» Dataset extract
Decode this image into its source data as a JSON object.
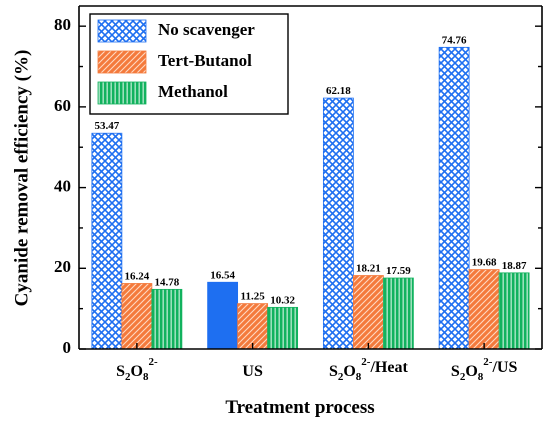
{
  "chart_data": {
    "type": "bar",
    "xlabel": "Treatment process",
    "ylabel": "Cyanide removal efficiency (%)",
    "ylim": [
      0,
      85
    ],
    "yticks": [
      0,
      20,
      40,
      60,
      80
    ],
    "categories": [
      {
        "id": "s2o8",
        "parts": [
          [
            "S",
            ""
          ],
          [
            "2",
            "sub"
          ],
          [
            "O",
            ""
          ],
          [
            "8",
            "sub"
          ],
          [
            "2-",
            "sup"
          ]
        ]
      },
      {
        "id": "us",
        "parts": [
          [
            "US",
            ""
          ]
        ]
      },
      {
        "id": "s2o8-heat",
        "parts": [
          [
            "S",
            ""
          ],
          [
            "2",
            "sub"
          ],
          [
            "O",
            ""
          ],
          [
            "8",
            "sub"
          ],
          [
            "2-",
            "sup"
          ],
          [
            "/Heat",
            ""
          ]
        ]
      },
      {
        "id": "s2o8-us",
        "parts": [
          [
            "S",
            ""
          ],
          [
            "2",
            "sub"
          ],
          [
            "O",
            ""
          ],
          [
            "8",
            "sub"
          ],
          [
            "2-",
            "sup"
          ],
          [
            "/US",
            ""
          ]
        ]
      }
    ],
    "series": [
      {
        "name": "No scavenger",
        "values": [
          53.47,
          16.54,
          62.18,
          74.76
        ],
        "labels": [
          "53.47",
          "16.54",
          "62.18",
          "74.76"
        ],
        "color": "#1e6ff1",
        "pattern": "crosshatch",
        "solid_categories": [
          "us"
        ]
      },
      {
        "name": "Tert-Butanol",
        "values": [
          16.24,
          11.25,
          18.21,
          19.68
        ],
        "labels": [
          "16.24",
          "11.25",
          "18.21",
          "19.68"
        ],
        "color": "#f47a3c",
        "pattern": "diagonal"
      },
      {
        "name": "Methanol",
        "values": [
          14.78,
          10.32,
          17.59,
          18.87
        ],
        "labels": [
          "14.78",
          "10.32",
          "17.59",
          "18.87"
        ],
        "color": "#12b25e",
        "pattern": "vertical"
      }
    ],
    "legend": "top-left",
    "grid": false
  }
}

» Requirements
Copy each line that holds the word "color".

» In response
        "color": "#1e6ff1",
        "color": "#f47a3c",
        "color": "#12b25e",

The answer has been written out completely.